> Given task
Using the data below, gather each line that includes the word "relative".

= = = = = = =

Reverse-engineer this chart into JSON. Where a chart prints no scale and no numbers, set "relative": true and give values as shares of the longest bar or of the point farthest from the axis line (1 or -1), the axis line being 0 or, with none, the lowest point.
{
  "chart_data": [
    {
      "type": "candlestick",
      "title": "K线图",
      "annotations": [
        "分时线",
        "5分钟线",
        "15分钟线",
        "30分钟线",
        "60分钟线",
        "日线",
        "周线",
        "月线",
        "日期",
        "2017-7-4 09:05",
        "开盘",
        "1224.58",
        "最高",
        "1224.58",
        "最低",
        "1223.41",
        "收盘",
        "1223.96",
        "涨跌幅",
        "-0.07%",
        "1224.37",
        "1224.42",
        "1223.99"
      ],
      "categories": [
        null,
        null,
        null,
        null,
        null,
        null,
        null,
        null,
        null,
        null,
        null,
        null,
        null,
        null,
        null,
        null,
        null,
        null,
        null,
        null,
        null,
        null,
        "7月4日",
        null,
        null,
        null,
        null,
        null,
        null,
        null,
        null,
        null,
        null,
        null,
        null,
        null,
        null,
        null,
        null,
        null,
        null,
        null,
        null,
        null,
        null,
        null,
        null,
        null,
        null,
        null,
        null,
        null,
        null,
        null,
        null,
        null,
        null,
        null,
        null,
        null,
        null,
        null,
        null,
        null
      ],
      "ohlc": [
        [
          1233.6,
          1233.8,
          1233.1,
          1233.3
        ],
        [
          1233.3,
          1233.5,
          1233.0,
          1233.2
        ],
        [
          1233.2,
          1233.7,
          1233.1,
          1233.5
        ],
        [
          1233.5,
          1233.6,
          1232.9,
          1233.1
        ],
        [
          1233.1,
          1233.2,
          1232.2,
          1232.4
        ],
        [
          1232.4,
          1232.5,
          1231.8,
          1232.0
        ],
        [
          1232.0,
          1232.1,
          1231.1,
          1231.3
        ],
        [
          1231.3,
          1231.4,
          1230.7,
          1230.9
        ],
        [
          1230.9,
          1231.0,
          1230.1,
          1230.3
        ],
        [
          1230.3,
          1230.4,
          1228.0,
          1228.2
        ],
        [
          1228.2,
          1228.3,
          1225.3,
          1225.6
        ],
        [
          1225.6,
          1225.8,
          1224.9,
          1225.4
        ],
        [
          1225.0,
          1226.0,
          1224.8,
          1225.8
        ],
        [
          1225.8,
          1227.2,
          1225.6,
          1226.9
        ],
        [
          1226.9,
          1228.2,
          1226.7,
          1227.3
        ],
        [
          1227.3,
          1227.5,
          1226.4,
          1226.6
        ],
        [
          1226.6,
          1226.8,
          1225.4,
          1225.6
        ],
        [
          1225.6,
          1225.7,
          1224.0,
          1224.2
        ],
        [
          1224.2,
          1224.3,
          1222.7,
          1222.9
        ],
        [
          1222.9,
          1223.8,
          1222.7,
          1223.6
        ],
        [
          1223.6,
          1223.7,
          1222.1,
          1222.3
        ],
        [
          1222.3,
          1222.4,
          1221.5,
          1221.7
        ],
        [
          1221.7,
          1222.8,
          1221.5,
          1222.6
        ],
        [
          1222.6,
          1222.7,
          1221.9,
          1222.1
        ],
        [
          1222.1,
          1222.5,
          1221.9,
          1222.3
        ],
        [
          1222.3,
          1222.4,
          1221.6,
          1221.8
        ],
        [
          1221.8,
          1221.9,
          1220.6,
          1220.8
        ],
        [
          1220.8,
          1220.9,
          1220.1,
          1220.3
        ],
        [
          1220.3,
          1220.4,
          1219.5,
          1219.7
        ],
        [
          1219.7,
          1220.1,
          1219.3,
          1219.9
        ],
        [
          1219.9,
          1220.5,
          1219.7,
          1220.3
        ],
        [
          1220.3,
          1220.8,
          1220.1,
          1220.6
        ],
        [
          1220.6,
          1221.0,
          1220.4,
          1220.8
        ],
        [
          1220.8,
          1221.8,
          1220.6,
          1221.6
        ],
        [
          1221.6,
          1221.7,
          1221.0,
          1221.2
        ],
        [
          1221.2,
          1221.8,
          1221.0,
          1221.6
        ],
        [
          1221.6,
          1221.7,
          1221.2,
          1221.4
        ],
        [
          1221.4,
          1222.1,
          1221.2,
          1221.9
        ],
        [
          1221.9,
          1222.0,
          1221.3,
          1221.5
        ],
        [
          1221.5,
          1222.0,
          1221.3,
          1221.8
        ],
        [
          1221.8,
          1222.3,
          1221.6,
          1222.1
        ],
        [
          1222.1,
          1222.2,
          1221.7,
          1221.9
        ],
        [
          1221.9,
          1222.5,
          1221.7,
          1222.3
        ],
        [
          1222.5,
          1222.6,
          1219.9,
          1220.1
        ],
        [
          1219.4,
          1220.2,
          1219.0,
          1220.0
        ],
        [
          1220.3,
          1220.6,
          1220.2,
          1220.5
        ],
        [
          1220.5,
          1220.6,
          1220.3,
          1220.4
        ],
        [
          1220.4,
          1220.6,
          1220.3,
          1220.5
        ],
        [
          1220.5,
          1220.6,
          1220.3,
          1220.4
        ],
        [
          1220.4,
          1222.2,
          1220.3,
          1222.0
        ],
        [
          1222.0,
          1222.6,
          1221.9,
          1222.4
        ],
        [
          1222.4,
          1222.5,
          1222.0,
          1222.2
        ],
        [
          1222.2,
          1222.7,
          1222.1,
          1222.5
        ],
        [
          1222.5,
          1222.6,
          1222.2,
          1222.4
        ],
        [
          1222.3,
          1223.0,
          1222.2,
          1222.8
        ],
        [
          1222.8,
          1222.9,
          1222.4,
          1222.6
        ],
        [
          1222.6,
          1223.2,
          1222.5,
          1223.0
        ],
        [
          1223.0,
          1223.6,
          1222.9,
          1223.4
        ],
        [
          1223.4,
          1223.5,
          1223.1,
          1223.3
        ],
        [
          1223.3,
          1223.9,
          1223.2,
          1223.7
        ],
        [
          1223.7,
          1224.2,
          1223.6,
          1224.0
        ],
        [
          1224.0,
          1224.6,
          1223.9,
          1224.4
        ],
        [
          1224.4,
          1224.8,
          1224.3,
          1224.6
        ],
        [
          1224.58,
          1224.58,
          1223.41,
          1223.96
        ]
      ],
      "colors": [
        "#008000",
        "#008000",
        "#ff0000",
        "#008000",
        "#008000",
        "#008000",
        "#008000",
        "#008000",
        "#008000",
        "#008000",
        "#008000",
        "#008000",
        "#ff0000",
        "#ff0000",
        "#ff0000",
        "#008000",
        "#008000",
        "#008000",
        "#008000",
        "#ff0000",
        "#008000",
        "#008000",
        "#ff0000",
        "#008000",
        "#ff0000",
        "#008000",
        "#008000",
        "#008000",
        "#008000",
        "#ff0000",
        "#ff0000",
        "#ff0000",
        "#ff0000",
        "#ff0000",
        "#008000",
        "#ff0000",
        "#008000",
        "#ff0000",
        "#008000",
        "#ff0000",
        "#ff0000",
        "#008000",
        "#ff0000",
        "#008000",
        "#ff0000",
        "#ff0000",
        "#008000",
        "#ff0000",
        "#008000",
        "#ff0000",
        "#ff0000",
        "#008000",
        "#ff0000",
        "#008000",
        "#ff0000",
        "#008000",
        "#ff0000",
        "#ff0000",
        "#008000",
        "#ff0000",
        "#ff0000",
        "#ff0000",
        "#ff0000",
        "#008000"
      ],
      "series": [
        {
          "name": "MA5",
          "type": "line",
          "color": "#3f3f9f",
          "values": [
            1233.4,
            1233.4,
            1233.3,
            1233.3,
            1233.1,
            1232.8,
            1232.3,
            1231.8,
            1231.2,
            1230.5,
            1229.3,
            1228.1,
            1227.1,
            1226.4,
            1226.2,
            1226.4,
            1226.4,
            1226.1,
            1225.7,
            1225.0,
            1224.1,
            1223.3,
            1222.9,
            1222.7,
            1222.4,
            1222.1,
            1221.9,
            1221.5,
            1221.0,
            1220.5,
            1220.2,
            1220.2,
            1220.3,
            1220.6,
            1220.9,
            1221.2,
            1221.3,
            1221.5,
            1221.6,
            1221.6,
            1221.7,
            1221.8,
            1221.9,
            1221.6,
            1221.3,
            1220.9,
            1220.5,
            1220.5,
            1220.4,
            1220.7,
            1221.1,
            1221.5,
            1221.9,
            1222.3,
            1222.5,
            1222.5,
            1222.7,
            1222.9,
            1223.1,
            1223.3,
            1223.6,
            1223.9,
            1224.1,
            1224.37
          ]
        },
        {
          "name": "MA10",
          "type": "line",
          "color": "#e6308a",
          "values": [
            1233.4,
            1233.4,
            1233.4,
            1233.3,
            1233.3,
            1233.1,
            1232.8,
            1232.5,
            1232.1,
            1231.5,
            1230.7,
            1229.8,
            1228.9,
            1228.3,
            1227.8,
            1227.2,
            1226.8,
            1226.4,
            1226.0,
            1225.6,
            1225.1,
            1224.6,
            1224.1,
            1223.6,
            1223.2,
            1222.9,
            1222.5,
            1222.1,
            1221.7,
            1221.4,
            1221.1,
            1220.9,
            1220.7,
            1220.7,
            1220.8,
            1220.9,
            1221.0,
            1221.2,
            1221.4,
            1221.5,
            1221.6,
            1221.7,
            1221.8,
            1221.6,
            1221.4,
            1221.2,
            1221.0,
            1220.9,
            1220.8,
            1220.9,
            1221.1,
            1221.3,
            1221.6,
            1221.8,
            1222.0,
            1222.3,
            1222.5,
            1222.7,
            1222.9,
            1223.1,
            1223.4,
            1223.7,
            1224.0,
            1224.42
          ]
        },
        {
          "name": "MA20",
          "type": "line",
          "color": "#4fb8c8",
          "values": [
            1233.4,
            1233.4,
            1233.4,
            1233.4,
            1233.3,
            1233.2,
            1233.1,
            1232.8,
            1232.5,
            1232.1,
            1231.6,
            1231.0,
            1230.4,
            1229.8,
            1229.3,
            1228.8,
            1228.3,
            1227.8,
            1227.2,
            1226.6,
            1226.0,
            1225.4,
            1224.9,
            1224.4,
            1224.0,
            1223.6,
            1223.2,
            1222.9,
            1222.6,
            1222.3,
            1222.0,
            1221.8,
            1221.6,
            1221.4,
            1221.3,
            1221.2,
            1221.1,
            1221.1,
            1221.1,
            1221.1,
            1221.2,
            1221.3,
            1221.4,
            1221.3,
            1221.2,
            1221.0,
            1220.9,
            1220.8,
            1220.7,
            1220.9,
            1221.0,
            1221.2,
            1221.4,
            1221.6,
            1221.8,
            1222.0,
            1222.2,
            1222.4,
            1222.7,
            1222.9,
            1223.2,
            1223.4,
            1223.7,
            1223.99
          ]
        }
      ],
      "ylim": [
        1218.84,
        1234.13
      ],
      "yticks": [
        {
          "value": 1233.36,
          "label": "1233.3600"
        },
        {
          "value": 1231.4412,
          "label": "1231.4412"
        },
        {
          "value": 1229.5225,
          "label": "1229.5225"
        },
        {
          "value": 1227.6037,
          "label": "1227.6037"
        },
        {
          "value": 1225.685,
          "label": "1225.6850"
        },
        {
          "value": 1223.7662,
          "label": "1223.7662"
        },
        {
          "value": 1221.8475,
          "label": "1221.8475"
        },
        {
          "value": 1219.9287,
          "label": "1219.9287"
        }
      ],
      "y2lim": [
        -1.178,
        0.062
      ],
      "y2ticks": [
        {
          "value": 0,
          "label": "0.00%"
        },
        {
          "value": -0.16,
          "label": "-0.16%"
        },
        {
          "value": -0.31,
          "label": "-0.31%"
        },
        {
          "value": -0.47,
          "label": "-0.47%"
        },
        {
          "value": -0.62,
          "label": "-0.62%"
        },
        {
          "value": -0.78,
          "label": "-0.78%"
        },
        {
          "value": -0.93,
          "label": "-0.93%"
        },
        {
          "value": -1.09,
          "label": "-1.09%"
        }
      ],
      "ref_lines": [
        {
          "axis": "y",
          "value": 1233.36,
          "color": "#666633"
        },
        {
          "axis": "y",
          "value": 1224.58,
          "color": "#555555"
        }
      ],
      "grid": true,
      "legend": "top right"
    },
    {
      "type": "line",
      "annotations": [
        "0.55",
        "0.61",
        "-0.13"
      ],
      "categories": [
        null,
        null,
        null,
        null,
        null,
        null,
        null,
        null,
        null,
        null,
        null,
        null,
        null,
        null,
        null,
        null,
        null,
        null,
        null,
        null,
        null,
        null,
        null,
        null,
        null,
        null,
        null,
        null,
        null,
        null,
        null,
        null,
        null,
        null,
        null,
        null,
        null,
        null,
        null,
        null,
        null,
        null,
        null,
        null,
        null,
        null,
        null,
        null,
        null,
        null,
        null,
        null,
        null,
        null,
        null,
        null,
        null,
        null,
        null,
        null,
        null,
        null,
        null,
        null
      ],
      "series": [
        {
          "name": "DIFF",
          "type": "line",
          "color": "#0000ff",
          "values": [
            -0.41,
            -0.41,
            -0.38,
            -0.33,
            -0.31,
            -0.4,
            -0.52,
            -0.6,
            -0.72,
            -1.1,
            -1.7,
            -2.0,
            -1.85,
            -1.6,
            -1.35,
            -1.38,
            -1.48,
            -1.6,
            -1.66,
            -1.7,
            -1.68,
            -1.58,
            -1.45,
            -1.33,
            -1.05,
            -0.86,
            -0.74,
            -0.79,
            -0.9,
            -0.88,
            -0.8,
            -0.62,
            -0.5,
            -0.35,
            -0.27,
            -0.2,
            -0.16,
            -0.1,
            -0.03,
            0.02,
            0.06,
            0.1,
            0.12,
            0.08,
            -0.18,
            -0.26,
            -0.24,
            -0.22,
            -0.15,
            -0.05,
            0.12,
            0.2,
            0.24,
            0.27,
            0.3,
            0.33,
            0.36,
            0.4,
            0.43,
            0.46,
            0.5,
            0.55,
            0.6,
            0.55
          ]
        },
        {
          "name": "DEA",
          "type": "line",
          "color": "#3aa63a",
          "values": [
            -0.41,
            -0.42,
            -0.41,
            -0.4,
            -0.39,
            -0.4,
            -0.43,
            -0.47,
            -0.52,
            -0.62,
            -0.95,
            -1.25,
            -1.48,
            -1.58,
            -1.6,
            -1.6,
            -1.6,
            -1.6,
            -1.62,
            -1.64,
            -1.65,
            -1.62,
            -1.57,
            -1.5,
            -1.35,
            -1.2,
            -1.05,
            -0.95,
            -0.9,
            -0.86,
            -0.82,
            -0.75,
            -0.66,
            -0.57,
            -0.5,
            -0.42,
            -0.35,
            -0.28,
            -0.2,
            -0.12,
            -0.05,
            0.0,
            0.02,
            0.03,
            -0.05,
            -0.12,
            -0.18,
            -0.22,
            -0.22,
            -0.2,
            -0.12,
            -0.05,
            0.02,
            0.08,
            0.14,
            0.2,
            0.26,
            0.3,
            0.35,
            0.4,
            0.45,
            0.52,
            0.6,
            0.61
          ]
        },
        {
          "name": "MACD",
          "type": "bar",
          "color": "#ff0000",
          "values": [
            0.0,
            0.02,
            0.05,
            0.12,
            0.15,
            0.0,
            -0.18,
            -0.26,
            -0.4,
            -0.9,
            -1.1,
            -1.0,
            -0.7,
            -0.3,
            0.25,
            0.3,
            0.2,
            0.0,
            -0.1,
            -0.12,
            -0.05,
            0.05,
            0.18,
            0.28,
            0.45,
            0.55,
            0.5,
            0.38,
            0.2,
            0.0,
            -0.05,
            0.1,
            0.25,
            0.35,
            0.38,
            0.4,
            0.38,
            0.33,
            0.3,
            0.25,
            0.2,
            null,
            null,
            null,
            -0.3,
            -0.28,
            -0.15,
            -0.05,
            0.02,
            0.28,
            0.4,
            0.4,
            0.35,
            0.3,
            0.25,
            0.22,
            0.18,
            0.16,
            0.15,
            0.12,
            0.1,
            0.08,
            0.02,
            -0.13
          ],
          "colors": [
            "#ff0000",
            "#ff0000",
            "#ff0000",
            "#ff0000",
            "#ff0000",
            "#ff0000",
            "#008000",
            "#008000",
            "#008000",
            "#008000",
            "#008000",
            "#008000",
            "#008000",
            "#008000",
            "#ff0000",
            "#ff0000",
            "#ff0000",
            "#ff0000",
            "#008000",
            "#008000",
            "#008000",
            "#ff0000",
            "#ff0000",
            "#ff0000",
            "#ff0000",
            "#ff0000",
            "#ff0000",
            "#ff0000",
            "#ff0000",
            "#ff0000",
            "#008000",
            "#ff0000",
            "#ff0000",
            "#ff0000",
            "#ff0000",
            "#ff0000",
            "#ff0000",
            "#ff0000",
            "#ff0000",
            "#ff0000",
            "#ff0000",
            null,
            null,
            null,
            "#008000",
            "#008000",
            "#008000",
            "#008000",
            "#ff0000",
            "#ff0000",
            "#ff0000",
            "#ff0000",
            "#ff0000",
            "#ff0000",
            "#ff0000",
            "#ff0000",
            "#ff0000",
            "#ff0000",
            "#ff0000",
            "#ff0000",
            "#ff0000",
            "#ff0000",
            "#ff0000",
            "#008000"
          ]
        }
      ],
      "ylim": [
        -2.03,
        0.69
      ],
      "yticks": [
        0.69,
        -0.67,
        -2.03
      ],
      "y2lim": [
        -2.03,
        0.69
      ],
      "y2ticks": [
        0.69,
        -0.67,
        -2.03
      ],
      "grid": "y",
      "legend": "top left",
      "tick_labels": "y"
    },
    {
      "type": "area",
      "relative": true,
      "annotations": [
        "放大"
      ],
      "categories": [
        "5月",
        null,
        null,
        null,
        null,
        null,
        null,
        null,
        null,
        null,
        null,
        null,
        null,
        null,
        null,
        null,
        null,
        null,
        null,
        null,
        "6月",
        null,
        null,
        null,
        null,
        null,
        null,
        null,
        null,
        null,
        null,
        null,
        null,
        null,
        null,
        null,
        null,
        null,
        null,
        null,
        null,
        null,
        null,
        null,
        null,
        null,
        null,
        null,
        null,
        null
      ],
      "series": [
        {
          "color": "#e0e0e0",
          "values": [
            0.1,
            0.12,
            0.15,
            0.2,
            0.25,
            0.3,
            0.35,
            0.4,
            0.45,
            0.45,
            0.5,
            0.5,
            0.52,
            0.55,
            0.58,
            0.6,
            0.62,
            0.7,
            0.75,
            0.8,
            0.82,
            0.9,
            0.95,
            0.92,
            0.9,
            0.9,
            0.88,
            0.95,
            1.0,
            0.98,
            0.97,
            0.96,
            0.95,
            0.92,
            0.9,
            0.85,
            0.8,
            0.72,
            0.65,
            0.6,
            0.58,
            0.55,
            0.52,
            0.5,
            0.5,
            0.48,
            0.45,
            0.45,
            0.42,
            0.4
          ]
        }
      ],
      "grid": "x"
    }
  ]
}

= = = = = = =

> Solution to this task
Reverse-engineer this chart into JSON. Where a chart prints no scale and no numbers, set "relative": true and give values as shares of the longest bar or of the point farthest from the axis line (1 or -1), the axis line being 0 or, with none, the lowest point.
      "relative": true,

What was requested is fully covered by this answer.